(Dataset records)
* Start *
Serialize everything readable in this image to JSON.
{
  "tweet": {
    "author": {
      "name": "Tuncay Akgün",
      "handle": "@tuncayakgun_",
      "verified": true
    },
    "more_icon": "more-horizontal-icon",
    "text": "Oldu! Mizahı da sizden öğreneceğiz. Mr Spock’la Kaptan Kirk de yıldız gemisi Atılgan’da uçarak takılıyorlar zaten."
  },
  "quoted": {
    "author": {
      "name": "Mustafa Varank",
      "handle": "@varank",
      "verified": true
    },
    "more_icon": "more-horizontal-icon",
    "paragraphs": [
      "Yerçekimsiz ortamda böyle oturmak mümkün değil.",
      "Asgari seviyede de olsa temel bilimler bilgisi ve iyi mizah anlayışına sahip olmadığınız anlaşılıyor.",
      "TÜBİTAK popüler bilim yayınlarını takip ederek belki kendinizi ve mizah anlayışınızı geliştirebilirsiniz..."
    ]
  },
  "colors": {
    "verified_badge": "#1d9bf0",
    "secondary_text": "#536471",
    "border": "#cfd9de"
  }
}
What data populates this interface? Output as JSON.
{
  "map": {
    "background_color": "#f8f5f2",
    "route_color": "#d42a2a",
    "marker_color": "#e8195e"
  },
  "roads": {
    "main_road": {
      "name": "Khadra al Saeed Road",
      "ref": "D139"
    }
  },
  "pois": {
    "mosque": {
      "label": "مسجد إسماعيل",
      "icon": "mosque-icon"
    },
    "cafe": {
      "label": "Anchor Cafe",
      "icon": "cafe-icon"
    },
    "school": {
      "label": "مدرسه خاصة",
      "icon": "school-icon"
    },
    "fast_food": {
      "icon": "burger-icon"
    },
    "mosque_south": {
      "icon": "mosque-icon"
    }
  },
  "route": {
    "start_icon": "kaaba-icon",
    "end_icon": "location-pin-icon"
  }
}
* End *
TASK
Write out every entry above, word for word.

ANSWER TO THE EXERCISE
Serialize everything readable in this image to JSON.
{
  "tweet": {
    "author": {
      "name": "Tuncay Akgün",
      "handle": "@tuncayakgun_",
      "verified": true
    },
    "more_icon": "more-horizontal-icon",
    "text": "Oldu! Mizahı da sizden öğreneceğiz. Mr Spock’la Kaptan Kirk de yıldız gemisi Atılgan’da uçarak takılıyorlar zaten."
  },
  "quoted": {
    "author": {
      "name": "Mustafa Varank",
      "handle": "@varank",
      "verified": true
    },
    "more_icon": "more-horizontal-icon",
    "paragraphs": [
      "Yerçekimsiz ortamda böyle oturmak mümkün değil.",
      "Asgari seviyede de olsa temel bilimler bilgisi ve iyi mizah anlayışına sahip olmadığınız anlaşılıyor.",
      "TÜBİTAK popüler bilim yayınlarını takip ederek belki kendinizi ve mizah anlayışınızı geliştirebilirsiniz..."
    ]
  },
  "colors": {
    "verified_badge": "#1d9bf0",
    "secondary_text": "#536471",
    "border": "#cfd9de"
  }
}
What data populates this interface? Output as JSON.
{
  "map": {
    "background_color": "#f8f5f2",
    "route_color": "#d42a2a",
    "marker_color": "#e8195e"
  },
  "roads": {
    "main_road": {
      "name": "Khadra al Saeed Road",
      "ref": "D139"
    }
  },
  "pois": {
    "mosque": {
      "label": "مسجد إسماعيل",
      "icon": "mosque-icon"
    },
    "cafe": {
      "label": "Anchor Cafe",
      "icon": "cafe-icon"
    },
    "school": {
      "label": "مدرسه خاصة",
      "icon": "school-icon"
    },
    "fast_food": {
      "icon": "burger-icon"
    },
    "mosque_south": {
      "icon": "mosque-icon"
    }
  },
  "route": {
    "start_icon": "kaaba-icon",
    "end_icon": "location-pin-icon"
  }
}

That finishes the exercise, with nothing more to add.